> [WHAT THE EXERCISE ASKS]:
Write out the listing beneath this instruction in its entirety, exactly as it reads.

> [DATASET EXCERPTS]:
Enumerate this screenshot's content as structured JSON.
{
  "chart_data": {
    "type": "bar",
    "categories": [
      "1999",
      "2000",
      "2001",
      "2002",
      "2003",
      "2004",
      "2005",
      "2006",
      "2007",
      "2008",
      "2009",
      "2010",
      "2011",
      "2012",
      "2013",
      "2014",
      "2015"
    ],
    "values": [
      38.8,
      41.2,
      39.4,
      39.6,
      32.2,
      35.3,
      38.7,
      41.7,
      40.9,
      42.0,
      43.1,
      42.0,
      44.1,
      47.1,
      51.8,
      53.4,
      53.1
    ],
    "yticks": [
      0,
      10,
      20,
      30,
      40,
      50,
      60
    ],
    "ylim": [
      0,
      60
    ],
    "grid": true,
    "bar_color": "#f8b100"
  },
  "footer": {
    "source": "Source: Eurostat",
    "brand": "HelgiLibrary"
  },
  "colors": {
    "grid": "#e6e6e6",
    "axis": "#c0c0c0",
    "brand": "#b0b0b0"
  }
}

> [COMPLETE OUTPUT]:
Enumerate this screenshot's content as structured JSON.
{
  "chart_data": {
    "type": "bar",
    "categories": [
      "1999",
      "2000",
      "2001",
      "2002",
      "2003",
      "2004",
      "2005",
      "2006",
      "2007",
      "2008",
      "2009",
      "2010",
      "2011",
      "2012",
      "2013",
      "2014",
      "2015"
    ],
    "values": [
      38.8,
      41.2,
      39.4,
      39.6,
      32.2,
      35.3,
      38.7,
      41.7,
      40.9,
      42.0,
      43.1,
      42.0,
      44.1,
      47.1,
      51.8,
      53.4,
      53.1
    ],
    "yticks": [
      0,
      10,
      20,
      30,
      40,
      50,
      60
    ],
    "ylim": [
      0,
      60
    ],
    "grid": true,
    "bar_color": "#f8b100"
  },
  "footer": {
    "source": "Source: Eurostat",
    "brand": "HelgiLibrary"
  },
  "colors": {
    "grid": "#e6e6e6",
    "axis": "#c0c0c0",
    "brand": "#b0b0b0"
  }
}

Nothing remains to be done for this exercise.